* Problem to work on
Every record must be repeated exactly; omit any pictures they contain.

* Data records
━━━━━━
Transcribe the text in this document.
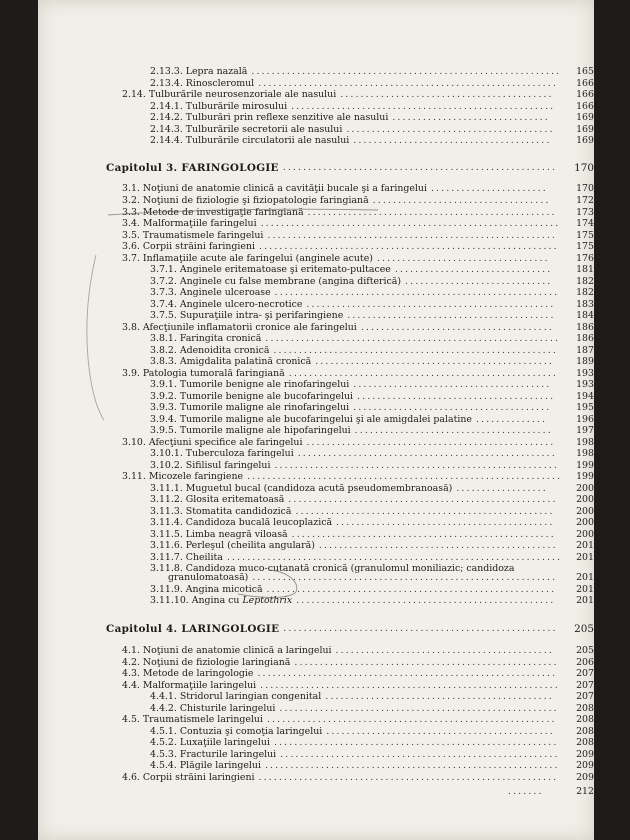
2.13.3. Lepra nazală .............................................................	165
2.13.4. Rinoscleromul ...........................................................	166
2.14. Tulburările neurosenzoriale ale nasului ..........................................	166
2.14.1. Tulburările mirosului ....................................................	166
2.14.2. Tulburări prin reflexe senzitive ale nasului ...............................	169
2.14.3. Tulburările secretorii ale nasului .........................................	169
2.14.4. Tulburările circulatorii ale nasului .......................................	169
Capitolul 3. FARINGOLOGIE ......................................................	170
3.1. Noţiuni de anatomie clinică a cavităţii bucale şi a faringelui .......................	170
3.2. Noţiuni de fiziologie şi fiziopatologie faringiană ...................................	172
3.3. Metode de investigaţie faringiană .................................................	173
3.4. Malformaţiile faringelui ...........................................................	174
3.5. Traumatismele faringelui .........................................................	175
3.6. Corpii străini faringieni ...........................................................	175
3.7. Inflamaţiile acute ale faringelui (anginele acute) ..................................	176
3.7.1. Anginele eritematoase şi eritemato-pultacee ...............................	181
3.7.2. Anginele cu false membrane (angina difterică) .............................	182
3.7.3. Anginele ulceroase ........................................................	182
3.7.4. Anginele ulcero-necrotice .................................................	183
3.7.5. Supuraţiile intra- şi perifaringiene .........................................	184
3.8. Afecţiunile inflamatorii cronice ale faringelui ......................................	186
3.8.1. Faringita cronică ..........................................................	186
3.8.2. Adenoidita cronică ........................................................	187
3.8.3. Amigdalita palatină cronică ...............................................	189
3.9. Patologia tumorală faringiană .....................................................	193
3.9.1. Tumorile benigne ale rinofaringelui .......................................	193
3.9.2. Tumorile benigne ale bucofaringelui .......................................	194
3.9.3. Tumorile maligne ale rinofaringelui .......................................	195
3.9.4. Tumorile maligne ale bucofaringelui şi ale amigdalei palatine ..............	196
3.9.5. Tumorile maligne ale hipofaringelui .......................................	197
3.10. Afecţiuni specifice ale faringelui .................................................	198
3.10.1. Tuberculoza faringelui ...................................................	198
3.10.2. Sifilisul faringelui ........................................................	199
3.11. Micozele faringiene ..............................................................	199
3.11.1. Muguetul bucal (candidoza acută pseudomembranoasă) ..................	200
3.11.2. Glosita eritematoasă .....................................................	200
3.11.3. Stomatita candidozică ...................................................	200
3.11.4. Candidoza bucală leucoplazică ...........................................	200
3.11.5. Limba neagră viloasă ....................................................	200
3.11.6. Perleşul (cheilita angulară) ...............................................	201
3.11.7. Cheilita ..................................................................	201
3.11.8. Candidoza muco-cutanată cronică (granulomul moniliazic; candidoza
granulomatoasă) ............................................................	201
3.11.9. Angina micotică .........................................................	201
3.11.10. Angina cu Leptothrix ...................................................	201
Capitolul 4. LARINGOLOGIE ......................................................	205
4.1. Noţiuni de anatomie clinică a laringelui ...........................................	205
4.2. Noţiuni de fiziologie laringiană ....................................................	206
4.3. Metode de laringologie ...........................................................	207
4.4. Malformaţiile laringelui ...........................................................	207
4.4.1. Stridorul laringian congenital .............................................	207
4.4.2. Chisturile laringelui .......................................................	208
4.5. Traumatismele laringelui .........................................................	208
4.5.1. Contuzia şi comoţia laringelui .............................................	208
4.5.2. Luxaţiile laringelui ........................................................	208
4.5.3. Fracturile laringelui .......................................................	209
4.5.4. Plăgile laringelui ..........................................................	209
4.6. Corpii străini laringieni ...........................................................	209
.......	212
━━━━━━
* Response for this exercise
Transcribe the text in this document.
2.13.3. Lepra nazală .............................................................	165
2.13.4. Rinoscleromul ...........................................................	166
2.14. Tulburările neurosenzoriale ale nasului ..........................................	166
2.14.1. Tulburările mirosului ....................................................	166
2.14.2. Tulburări prin reflexe senzitive ale nasului ...............................	169
2.14.3. Tulburările secretorii ale nasului .........................................	169
2.14.4. Tulburările circulatorii ale nasului .......................................	169
Capitolul 3. FARINGOLOGIE ......................................................	170
3.1. Noţiuni de anatomie clinică a cavităţii bucale şi a faringelui .......................	170
3.2. Noţiuni de fiziologie şi fiziopatologie faringiană ...................................	172
3.3. Metode de investigaţie faringiană .................................................	173
3.4. Malformaţiile faringelui ...........................................................	174
3.5. Traumatismele faringelui .........................................................	175
3.6. Corpii străini faringieni ...........................................................	175
3.7. Inflamaţiile acute ale faringelui (anginele acute) ..................................	176
3.7.1. Anginele eritematoase şi eritemato-pultacee ...............................	181
3.7.2. Anginele cu false membrane (angina difterică) .............................	182
3.7.3. Anginele ulceroase ........................................................	182
3.7.4. Anginele ulcero-necrotice .................................................	183
3.7.5. Supuraţiile intra- şi perifaringiene .........................................	184
3.8. Afecţiunile inflamatorii cronice ale faringelui ......................................	186
3.8.1. Faringita cronică ..........................................................	186
3.8.2. Adenoidita cronică ........................................................	187
3.8.3. Amigdalita palatină cronică ...............................................	189
3.9. Patologia tumorală faringiană .....................................................	193
3.9.1. Tumorile benigne ale rinofaringelui .......................................	193
3.9.2. Tumorile benigne ale bucofaringelui .......................................	194
3.9.3. Tumorile maligne ale rinofaringelui .......................................	195
3.9.4. Tumorile maligne ale bucofaringelui şi ale amigdalei palatine ..............	196
3.9.5. Tumorile maligne ale hipofaringelui .......................................	197
3.10. Afecţiuni specifice ale faringelui .................................................	198
3.10.1. Tuberculoza faringelui ...................................................	198
3.10.2. Sifilisul faringelui ........................................................	199
3.11. Micozele faringiene ..............................................................	199
3.11.1. Muguetul bucal (candidoza acută pseudomembranoasă) ..................	200
3.11.2. Glosita eritematoasă .....................................................	200
3.11.3. Stomatita candidozică ...................................................	200
3.11.4. Candidoza bucală leucoplazică ...........................................	200
3.11.5. Limba neagră viloasă ....................................................	200
3.11.6. Perleşul (cheilita angulară) ...............................................	201
3.11.7. Cheilita ..................................................................	201
3.11.8. Candidoza muco-cutanată cronică (granulomul moniliazic; candidoza
granulomatoasă) ............................................................	201
3.11.9. Angina micotică .........................................................	201
3.11.10. Angina cu Leptothrix ...................................................	201
Capitolul 4. LARINGOLOGIE ......................................................	205
4.1. Noţiuni de anatomie clinică a laringelui ...........................................	205
4.2. Noţiuni de fiziologie laringiană ....................................................	206
4.3. Metode de laringologie ...........................................................	207
4.4. Malformaţiile laringelui ...........................................................	207
4.4.1. Stridorul laringian congenital .............................................	207
4.4.2. Chisturile laringelui .......................................................	208
4.5. Traumatismele laringelui .........................................................	208
4.5.1. Contuzia şi comoţia laringelui .............................................	208
4.5.2. Luxaţiile laringelui ........................................................	208
4.5.3. Fracturile laringelui .......................................................	209
4.5.4. Plăgile laringelui ..........................................................	209
4.6. Corpii străini laringieni ...........................................................	209
.......	212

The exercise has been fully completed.